Repeat the entire listing exactly as written.

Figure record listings
>>>

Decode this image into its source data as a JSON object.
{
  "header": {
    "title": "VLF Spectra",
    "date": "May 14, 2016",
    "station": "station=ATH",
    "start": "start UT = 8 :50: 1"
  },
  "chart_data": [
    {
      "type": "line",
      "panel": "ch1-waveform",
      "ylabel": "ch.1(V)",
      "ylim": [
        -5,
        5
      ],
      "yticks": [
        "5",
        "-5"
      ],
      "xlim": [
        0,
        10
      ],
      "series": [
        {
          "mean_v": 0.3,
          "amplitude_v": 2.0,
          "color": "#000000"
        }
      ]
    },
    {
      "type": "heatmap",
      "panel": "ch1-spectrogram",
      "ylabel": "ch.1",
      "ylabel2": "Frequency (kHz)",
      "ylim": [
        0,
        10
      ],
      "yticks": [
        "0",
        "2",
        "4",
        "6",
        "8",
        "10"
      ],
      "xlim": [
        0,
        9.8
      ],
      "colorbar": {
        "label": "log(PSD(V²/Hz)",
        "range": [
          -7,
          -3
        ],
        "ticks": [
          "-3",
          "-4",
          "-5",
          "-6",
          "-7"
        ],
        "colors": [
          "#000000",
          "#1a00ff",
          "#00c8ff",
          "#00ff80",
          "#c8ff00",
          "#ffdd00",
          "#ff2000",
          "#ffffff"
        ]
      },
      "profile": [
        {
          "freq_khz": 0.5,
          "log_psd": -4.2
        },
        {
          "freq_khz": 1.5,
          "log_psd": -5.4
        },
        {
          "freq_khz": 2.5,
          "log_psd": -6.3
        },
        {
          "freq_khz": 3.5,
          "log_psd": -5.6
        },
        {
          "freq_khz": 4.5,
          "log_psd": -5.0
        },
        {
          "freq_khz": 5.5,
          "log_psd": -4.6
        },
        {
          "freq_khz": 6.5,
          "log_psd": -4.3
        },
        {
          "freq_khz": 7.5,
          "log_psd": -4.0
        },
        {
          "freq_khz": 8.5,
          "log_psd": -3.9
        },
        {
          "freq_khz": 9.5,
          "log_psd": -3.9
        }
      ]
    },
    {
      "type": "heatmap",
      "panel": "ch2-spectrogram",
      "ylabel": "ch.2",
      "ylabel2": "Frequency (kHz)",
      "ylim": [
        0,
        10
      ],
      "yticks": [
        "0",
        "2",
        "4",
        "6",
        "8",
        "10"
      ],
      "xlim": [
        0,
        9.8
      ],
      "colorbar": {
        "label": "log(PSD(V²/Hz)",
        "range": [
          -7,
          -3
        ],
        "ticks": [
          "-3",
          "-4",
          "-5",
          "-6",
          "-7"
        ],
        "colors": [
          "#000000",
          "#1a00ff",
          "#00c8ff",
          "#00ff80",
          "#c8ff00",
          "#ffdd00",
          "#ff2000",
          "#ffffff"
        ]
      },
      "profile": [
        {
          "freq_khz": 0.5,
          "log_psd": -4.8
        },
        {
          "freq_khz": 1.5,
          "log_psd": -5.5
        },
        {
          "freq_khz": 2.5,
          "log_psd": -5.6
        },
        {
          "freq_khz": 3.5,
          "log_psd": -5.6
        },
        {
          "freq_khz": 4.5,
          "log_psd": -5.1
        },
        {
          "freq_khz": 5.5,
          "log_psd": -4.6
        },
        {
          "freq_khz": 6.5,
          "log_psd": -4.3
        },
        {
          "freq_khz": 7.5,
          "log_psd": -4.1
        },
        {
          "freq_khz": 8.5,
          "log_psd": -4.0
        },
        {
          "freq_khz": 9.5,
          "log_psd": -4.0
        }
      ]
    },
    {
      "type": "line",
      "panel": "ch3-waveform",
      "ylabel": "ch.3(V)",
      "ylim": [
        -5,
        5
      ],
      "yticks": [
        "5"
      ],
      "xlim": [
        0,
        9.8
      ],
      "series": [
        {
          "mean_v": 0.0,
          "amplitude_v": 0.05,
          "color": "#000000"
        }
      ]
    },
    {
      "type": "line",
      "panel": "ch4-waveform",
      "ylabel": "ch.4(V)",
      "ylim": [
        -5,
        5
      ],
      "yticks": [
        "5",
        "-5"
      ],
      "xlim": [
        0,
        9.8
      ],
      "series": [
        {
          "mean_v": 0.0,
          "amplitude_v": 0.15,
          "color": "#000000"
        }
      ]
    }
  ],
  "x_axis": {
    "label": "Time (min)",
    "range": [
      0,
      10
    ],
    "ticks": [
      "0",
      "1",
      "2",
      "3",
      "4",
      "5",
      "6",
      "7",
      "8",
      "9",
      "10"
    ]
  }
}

<<<

CORRECT RESPONSE
Decode this image into its source data as a JSON object.
{
  "header": {
    "title": "VLF Spectra",
    "date": "May 14, 2016",
    "station": "station=ATH",
    "start": "start UT = 8 :50: 1"
  },
  "chart_data": [
    {
      "type": "line",
      "panel": "ch1-waveform",
      "ylabel": "ch.1(V)",
      "ylim": [
        -5,
        5
      ],
      "yticks": [
        "5",
        "-5"
      ],
      "xlim": [
        0,
        10
      ],
      "series": [
        {
          "mean_v": 0.3,
          "amplitude_v": 2.0,
          "color": "#000000"
        }
      ]
    },
    {
      "type": "heatmap",
      "panel": "ch1-spectrogram",
      "ylabel": "ch.1",
      "ylabel2": "Frequency (kHz)",
      "ylim": [
        0,
        10
      ],
      "yticks": [
        "0",
        "2",
        "4",
        "6",
        "8",
        "10"
      ],
      "xlim": [
        0,
        9.8
      ],
      "colorbar": {
        "label": "log(PSD(V²/Hz)",
        "range": [
          -7,
          -3
        ],
        "ticks": [
          "-3",
          "-4",
          "-5",
          "-6",
          "-7"
        ],
        "colors": [
          "#000000",
          "#1a00ff",
          "#00c8ff",
          "#00ff80",
          "#c8ff00",
          "#ffdd00",
          "#ff2000",
          "#ffffff"
        ]
      },
      "profile": [
        {
          "freq_khz": 0.5,
          "log_psd": -4.2
        },
        {
          "freq_khz": 1.5,
          "log_psd": -5.4
        },
        {
          "freq_khz": 2.5,
          "log_psd": -6.3
        },
        {
          "freq_khz": 3.5,
          "log_psd": -5.6
        },
        {
          "freq_khz": 4.5,
          "log_psd": -5.0
        },
        {
          "freq_khz": 5.5,
          "log_psd": -4.6
        },
        {
          "freq_khz": 6.5,
          "log_psd": -4.3
        },
        {
          "freq_khz": 7.5,
          "log_psd": -4.0
        },
        {
          "freq_khz": 8.5,
          "log_psd": -3.9
        },
        {
          "freq_khz": 9.5,
          "log_psd": -3.9
        }
      ]
    },
    {
      "type": "heatmap",
      "panel": "ch2-spectrogram",
      "ylabel": "ch.2",
      "ylabel2": "Frequency (kHz)",
      "ylim": [
        0,
        10
      ],
      "yticks": [
        "0",
        "2",
        "4",
        "6",
        "8",
        "10"
      ],
      "xlim": [
        0,
        9.8
      ],
      "colorbar": {
        "label": "log(PSD(V²/Hz)",
        "range": [
          -7,
          -3
        ],
        "ticks": [
          "-3",
          "-4",
          "-5",
          "-6",
          "-7"
        ],
        "colors": [
          "#000000",
          "#1a00ff",
          "#00c8ff",
          "#00ff80",
          "#c8ff00",
          "#ffdd00",
          "#ff2000",
          "#ffffff"
        ]
      },
      "profile": [
        {
          "freq_khz": 0.5,
          "log_psd": -4.8
        },
        {
          "freq_khz": 1.5,
          "log_psd": -5.5
        },
        {
          "freq_khz": 2.5,
          "log_psd": -5.6
        },
        {
          "freq_khz": 3.5,
          "log_psd": -5.6
        },
        {
          "freq_khz": 4.5,
          "log_psd": -5.1
        },
        {
          "freq_khz": 5.5,
          "log_psd": -4.6
        },
        {
          "freq_khz": 6.5,
          "log_psd": -4.3
        },
        {
          "freq_khz": 7.5,
          "log_psd": -4.1
        },
        {
          "freq_khz": 8.5,
          "log_psd": -4.0
        },
        {
          "freq_khz": 9.5,
          "log_psd": -4.0
        }
      ]
    },
    {
      "type": "line",
      "panel": "ch3-waveform",
      "ylabel": "ch.3(V)",
      "ylim": [
        -5,
        5
      ],
      "yticks": [
        "5"
      ],
      "xlim": [
        0,
        9.8
      ],
      "series": [
        {
          "mean_v": 0.0,
          "amplitude_v": 0.05,
          "color": "#000000"
        }
      ]
    },
    {
      "type": "line",
      "panel": "ch4-waveform",
      "ylabel": "ch.4(V)",
      "ylim": [
        -5,
        5
      ],
      "yticks": [
        "5",
        "-5"
      ],
      "xlim": [
        0,
        9.8
      ],
      "series": [
        {
          "mean_v": 0.0,
          "amplitude_v": 0.15,
          "color": "#000000"
        }
      ]
    }
  ],
  "x_axis": {
    "label": "Time (min)",
    "range": [
      0,
      10
    ],
    "ticks": [
      "0",
      "1",
      "2",
      "3",
      "4",
      "5",
      "6",
      "7",
      "8",
      "9",
      "10"
    ]
  }
}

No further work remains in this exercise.